• **SHORT EXERCISE**
Find and copy every line in the records that includes the string "duration".

Figure data in JSON
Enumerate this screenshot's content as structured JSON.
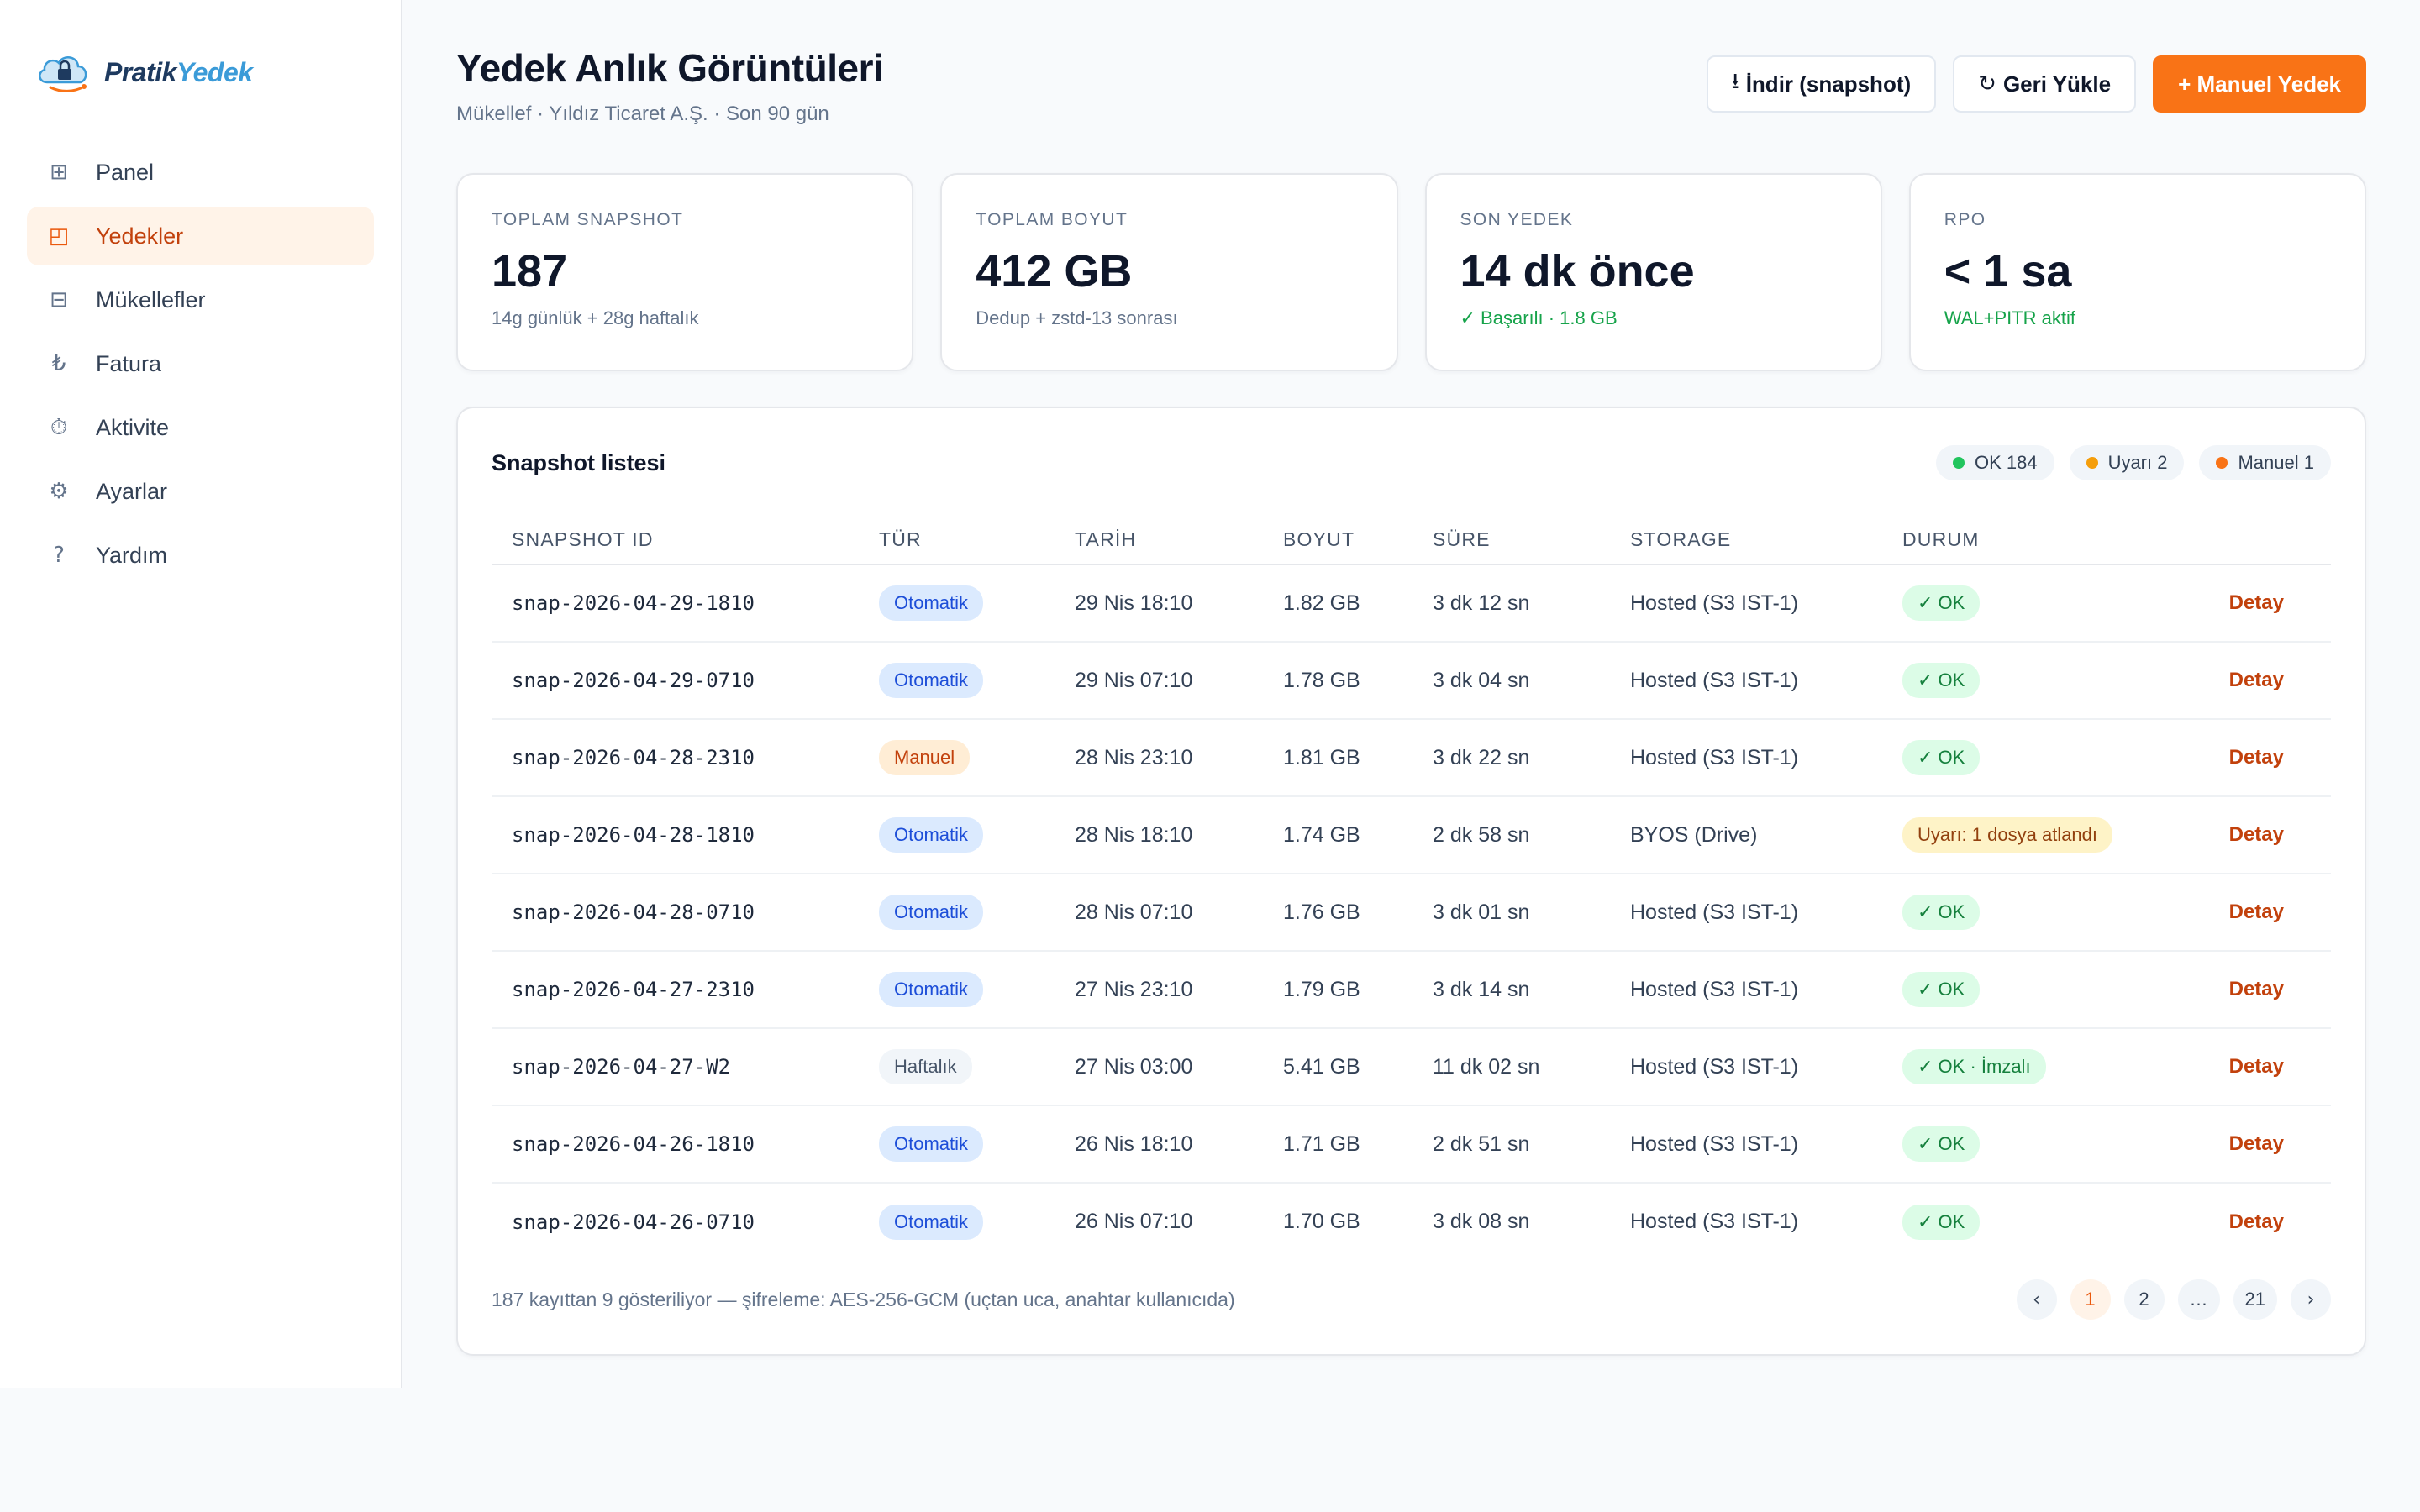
{
  "brand": {
    "name_part1": "Pratik",
    "name_part2": "Yedek",
    "icon": "cloud-lock-icon"
  },
  "sidebar": {
    "items": [
      {
        "label": "Panel",
        "icon": "grid-icon",
        "glyph": "⊞",
        "active": false
      },
      {
        "label": "Yedekler",
        "icon": "backup-icon",
        "glyph": "◰",
        "active": true
      },
      {
        "label": "Mükellefler",
        "icon": "list-icon",
        "glyph": "⊟",
        "active": false
      },
      {
        "label": "Fatura",
        "icon": "lira-icon",
        "glyph": "₺",
        "active": false
      },
      {
        "label": "Aktivite",
        "icon": "stopwatch-icon",
        "glyph": "⏱",
        "active": false
      },
      {
        "label": "Ayarlar",
        "icon": "gear-icon",
        "glyph": "⚙",
        "active": false
      },
      {
        "label": "Yardım",
        "icon": "help-icon",
        "glyph": "?",
        "active": false
      }
    ]
  },
  "header": {
    "title": "Yedek Anlık Görüntüleri",
    "subtitle": "Mükellef · Yıldız Ticaret A.Ş. · Son 90 gün",
    "download_glyph": "⭳",
    "download_label": "İndir (snapshot)",
    "restore_glyph": "↻",
    "restore_label": "Geri Yükle",
    "manual_label": "+ Manuel Yedek"
  },
  "cards": [
    {
      "label": "TOPLAM SNAPSHOT",
      "value": "187",
      "sub": "14g günlük + 28g haftalık",
      "sub_green": false
    },
    {
      "label": "TOPLAM BOYUT",
      "value": "412 GB",
      "sub": "Dedup + zstd-13 sonrası",
      "sub_green": false
    },
    {
      "label": "SON YEDEK",
      "value": "14 dk önce",
      "sub": "✓ Başarılı · 1.8 GB",
      "sub_green": true
    },
    {
      "label": "RPO",
      "value": "< 1 sa",
      "sub": "WAL+PITR aktif",
      "sub_green": true
    }
  ],
  "panel": {
    "title": "Snapshot listesi",
    "legend": [
      {
        "label": "OK 184",
        "color": "#22c55e"
      },
      {
        "label": "Uyarı 2",
        "color": "#f59e0b"
      },
      {
        "label": "Manuel 1",
        "color": "#f97316"
      }
    ],
    "columns": [
      "SNAPSHOT ID",
      "TÜR",
      "TARİH",
      "BOYUT",
      "SÜRE",
      "STORAGE",
      "DURUM",
      ""
    ],
    "rows": [
      {
        "id": "snap-2026-04-29-1810",
        "type": "Otomatik",
        "kind": "auto",
        "date": "29 Nis 18:10",
        "size": "1.82 GB",
        "duration": "3 dk 12 sn",
        "storage": "Hosted (S3 IST-1)",
        "status": "✓ OK",
        "status_kind": "ok",
        "action": "Detay"
      },
      {
        "id": "snap-2026-04-29-0710",
        "type": "Otomatik",
        "kind": "auto",
        "date": "29 Nis 07:10",
        "size": "1.78 GB",
        "duration": "3 dk 04 sn",
        "storage": "Hosted (S3 IST-1)",
        "status": "✓ OK",
        "status_kind": "ok",
        "action": "Detay"
      },
      {
        "id": "snap-2026-04-28-2310",
        "type": "Manuel",
        "kind": "manual",
        "date": "28 Nis 23:10",
        "size": "1.81 GB",
        "duration": "3 dk 22 sn",
        "storage": "Hosted (S3 IST-1)",
        "status": "✓ OK",
        "status_kind": "ok",
        "action": "Detay"
      },
      {
        "id": "snap-2026-04-28-1810",
        "type": "Otomatik",
        "kind": "auto",
        "date": "28 Nis 18:10",
        "size": "1.74 GB",
        "duration": "2 dk 58 sn",
        "storage": "BYOS (Drive)",
        "status": "Uyarı: 1 dosya atlandı",
        "status_kind": "warn",
        "action": "Detay"
      },
      {
        "id": "snap-2026-04-28-0710",
        "type": "Otomatik",
        "kind": "auto",
        "date": "28 Nis 07:10",
        "size": "1.76 GB",
        "duration": "3 dk 01 sn",
        "storage": "Hosted (S3 IST-1)",
        "status": "✓ OK",
        "status_kind": "ok",
        "action": "Detay"
      },
      {
        "id": "snap-2026-04-27-2310",
        "type": "Otomatik",
        "kind": "auto",
        "date": "27 Nis 23:10",
        "size": "1.79 GB",
        "duration": "3 dk 14 sn",
        "storage": "Hosted (S3 IST-1)",
        "status": "✓ OK",
        "status_kind": "ok",
        "action": "Detay"
      },
      {
        "id": "snap-2026-04-27-W2",
        "type": "Haftalık",
        "kind": "weekly",
        "date": "27 Nis 03:00",
        "size": "5.41 GB",
        "duration": "11 dk 02 sn",
        "storage": "Hosted (S3 IST-1)",
        "status": "✓ OK · İmzalı",
        "status_kind": "ok",
        "action": "Detay"
      },
      {
        "id": "snap-2026-04-26-1810",
        "type": "Otomatik",
        "kind": "auto",
        "date": "26 Nis 18:10",
        "size": "1.71 GB",
        "duration": "2 dk 51 sn",
        "storage": "Hosted (S3 IST-1)",
        "status": "✓ OK",
        "status_kind": "ok",
        "action": "Detay"
      },
      {
        "id": "snap-2026-04-26-0710",
        "type": "Otomatik",
        "kind": "auto",
        "date": "26 Nis 07:10",
        "size": "1.70 GB",
        "duration": "3 dk 08 sn",
        "storage": "Hosted (S3 IST-1)",
        "status": "✓ OK",
        "status_kind": "ok",
        "action": "Detay"
      }
    ],
    "footer_text": "187 kayıttan 9 gösteriliyor — şifreleme: AES-256-GCM (uçtan uca, anahtar kullanıcıda)",
    "pager": [
      {
        "label": "‹",
        "kind": "arrow",
        "name": "prev-page-button"
      },
      {
        "label": "1",
        "kind": "active",
        "name": "page-1-button"
      },
      {
        "label": "2",
        "kind": "",
        "name": "page-2-button"
      },
      {
        "label": "…",
        "kind": "",
        "name": "page-ellipsis"
      },
      {
        "label": "21",
        "kind": "",
        "name": "page-21-button"
      },
      {
        "label": "›",
        "kind": "arrow",
        "name": "next-page-button"
      }
    ]
  }
}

• **THE RESULT**
        "duration": "3 dk 12 sn",
        "duration": "3 dk 04 sn",
        "duration": "3 dk 22 sn",
        "duration": "2 dk 58 sn",
        "duration": "3 dk 01 sn",
        "duration": "3 dk 14 sn",
        "duration": "11 dk 02 sn",
        "duration": "2 dk 51 sn",
        "duration": "3 dk 08 sn",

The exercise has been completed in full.